** start DATA FOR THIS TASK **
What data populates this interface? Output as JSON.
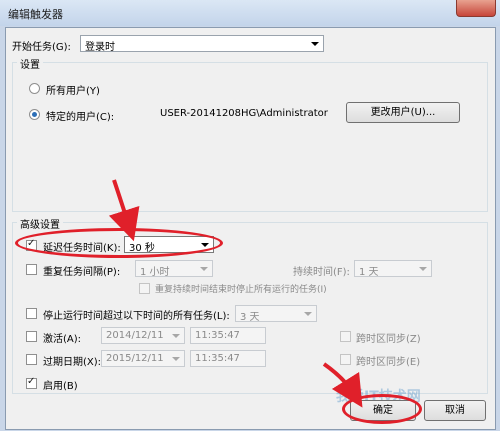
{
  "window": {
    "title": "编辑触发器"
  },
  "start_task": {
    "label": "开始任务(G):",
    "value": "登录时"
  },
  "settings": {
    "group_label": "设置",
    "all_users_label": "所有用户(Y)",
    "specific_user_label": "特定的用户(C):",
    "user_name": "USER-20141208HG\\Administrator",
    "change_user_button": "更改用户(U)..."
  },
  "advanced": {
    "group_label": "高级设置",
    "delay_label": "延迟任务时间(K):",
    "delay_value": "30 秒",
    "repeat_label": "重复任务间隔(P):",
    "repeat_value": "1 小时",
    "duration_label": "持续时间(F):",
    "duration_value": "1 天",
    "stop_repeat_label": "重复持续时间结束时停止所有运行的任务(I)",
    "stop_long_label": "停止运行时间超过以下时间的所有任务(L):",
    "stop_long_value": "3 天",
    "activate_label": "激活(A):",
    "activate_date": "2014/12/11",
    "activate_time": "11:35:47",
    "activate_sync_label": "跨时区同步(Z)",
    "expire_label": "过期日期(X):",
    "expire_date": "2015/12/11",
    "expire_time": "11:35:47",
    "expire_sync_label": "跨时区同步(E)",
    "enabled_label": "启用(B)"
  },
  "buttons": {
    "ok": "确定",
    "cancel": "取消"
  },
  "watermark": {
    "text": "我爱IT技术网"
  },
  "annotation_color": "#e0202a"
}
** end DATA FOR THIS TASK **
## TO BE DONE
Copy out all of the data word for word. Do not carry over any picture.

## ANSWER TO THE TASK
What data populates this interface? Output as JSON.
{
  "window": {
    "title": "编辑触发器"
  },
  "start_task": {
    "label": "开始任务(G):",
    "value": "登录时"
  },
  "settings": {
    "group_label": "设置",
    "all_users_label": "所有用户(Y)",
    "specific_user_label": "特定的用户(C):",
    "user_name": "USER-20141208HG\\Administrator",
    "change_user_button": "更改用户(U)..."
  },
  "advanced": {
    "group_label": "高级设置",
    "delay_label": "延迟任务时间(K):",
    "delay_value": "30 秒",
    "repeat_label": "重复任务间隔(P):",
    "repeat_value": "1 小时",
    "duration_label": "持续时间(F):",
    "duration_value": "1 天",
    "stop_repeat_label": "重复持续时间结束时停止所有运行的任务(I)",
    "stop_long_label": "停止运行时间超过以下时间的所有任务(L):",
    "stop_long_value": "3 天",
    "activate_label": "激活(A):",
    "activate_date": "2014/12/11",
    "activate_time": "11:35:47",
    "activate_sync_label": "跨时区同步(Z)",
    "expire_label": "过期日期(X):",
    "expire_date": "2015/12/11",
    "expire_time": "11:35:47",
    "expire_sync_label": "跨时区同步(E)",
    "enabled_label": "启用(B)"
  },
  "buttons": {
    "ok": "确定",
    "cancel": "取消"
  },
  "watermark": {
    "text": "我爱IT技术网"
  },
  "annotation_color": "#e0202a"
}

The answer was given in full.